>> START PROVIDED RECORDS
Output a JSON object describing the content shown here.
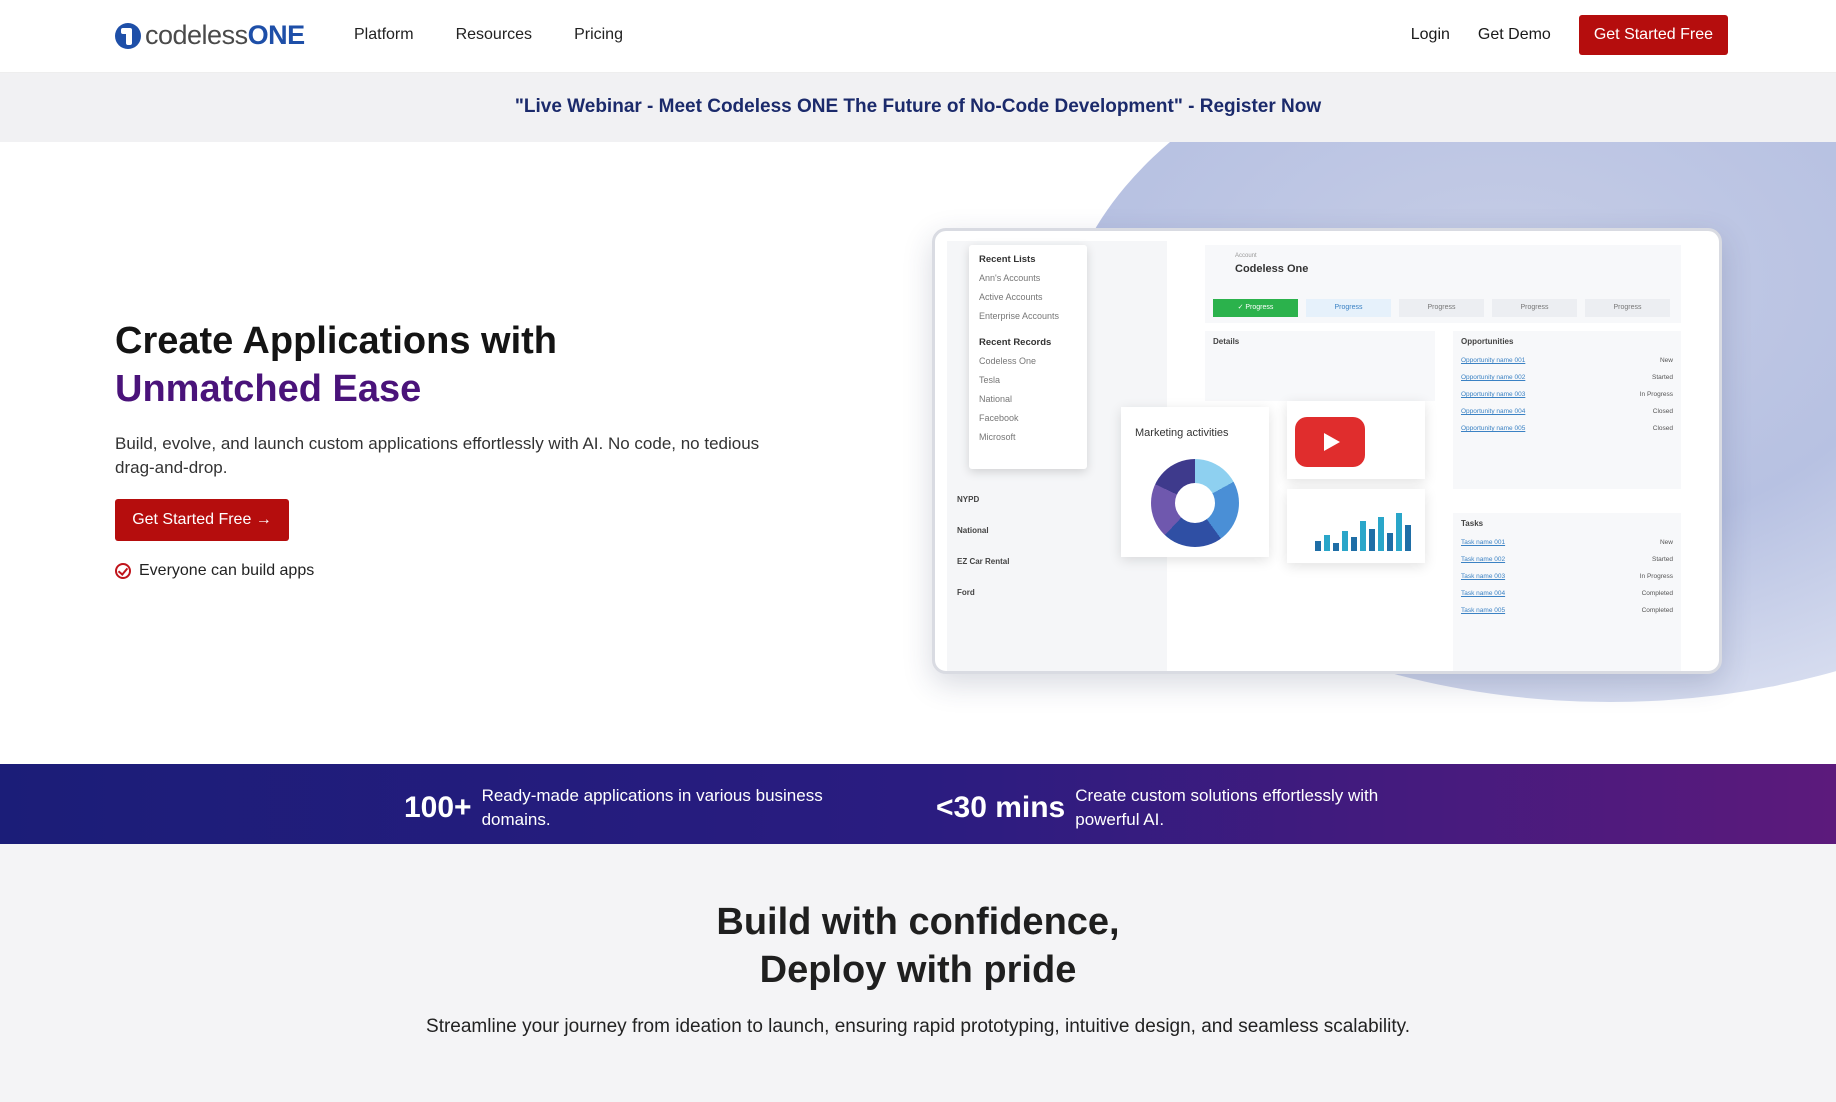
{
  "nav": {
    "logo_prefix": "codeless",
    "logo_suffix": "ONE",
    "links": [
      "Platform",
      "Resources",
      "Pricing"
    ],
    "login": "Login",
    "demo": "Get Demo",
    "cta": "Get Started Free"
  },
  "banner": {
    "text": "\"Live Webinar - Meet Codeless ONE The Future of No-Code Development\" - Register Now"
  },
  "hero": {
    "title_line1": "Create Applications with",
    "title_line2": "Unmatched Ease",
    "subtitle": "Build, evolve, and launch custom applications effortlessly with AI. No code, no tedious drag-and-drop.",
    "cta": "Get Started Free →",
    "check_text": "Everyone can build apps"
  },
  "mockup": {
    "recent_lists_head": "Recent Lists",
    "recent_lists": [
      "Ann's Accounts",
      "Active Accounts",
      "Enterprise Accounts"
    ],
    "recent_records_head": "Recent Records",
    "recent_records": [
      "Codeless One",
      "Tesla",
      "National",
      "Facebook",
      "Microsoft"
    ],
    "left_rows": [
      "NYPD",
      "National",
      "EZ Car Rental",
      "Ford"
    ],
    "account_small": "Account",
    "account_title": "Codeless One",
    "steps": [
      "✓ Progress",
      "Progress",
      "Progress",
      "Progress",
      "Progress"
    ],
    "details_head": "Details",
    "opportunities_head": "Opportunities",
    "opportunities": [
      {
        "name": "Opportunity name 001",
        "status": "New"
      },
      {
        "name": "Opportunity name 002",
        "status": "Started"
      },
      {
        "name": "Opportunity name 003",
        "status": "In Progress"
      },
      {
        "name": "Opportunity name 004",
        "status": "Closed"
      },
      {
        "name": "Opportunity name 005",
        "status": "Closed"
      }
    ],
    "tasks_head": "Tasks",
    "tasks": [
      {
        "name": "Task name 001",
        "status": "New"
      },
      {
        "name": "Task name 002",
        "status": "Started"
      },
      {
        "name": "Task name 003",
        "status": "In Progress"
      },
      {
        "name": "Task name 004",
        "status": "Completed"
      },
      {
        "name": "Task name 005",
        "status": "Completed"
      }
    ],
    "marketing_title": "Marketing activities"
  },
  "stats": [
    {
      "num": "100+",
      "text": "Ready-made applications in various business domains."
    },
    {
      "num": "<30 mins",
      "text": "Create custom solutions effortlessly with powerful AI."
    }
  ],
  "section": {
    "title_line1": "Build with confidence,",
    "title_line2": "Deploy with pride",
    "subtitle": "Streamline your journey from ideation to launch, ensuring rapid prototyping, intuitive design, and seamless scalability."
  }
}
>> END PROVIDED RECORDS
> **EXERCISE**
Pull out each line of the listing that holds the string "custom".

> **EXERCISE RESPONSE**
    "subtitle": "Build, evolve, and launch custom applications effortlessly with AI. No code, no tedious drag-and-drop.",
      "text": "Create custom solutions effortlessly with powerful AI."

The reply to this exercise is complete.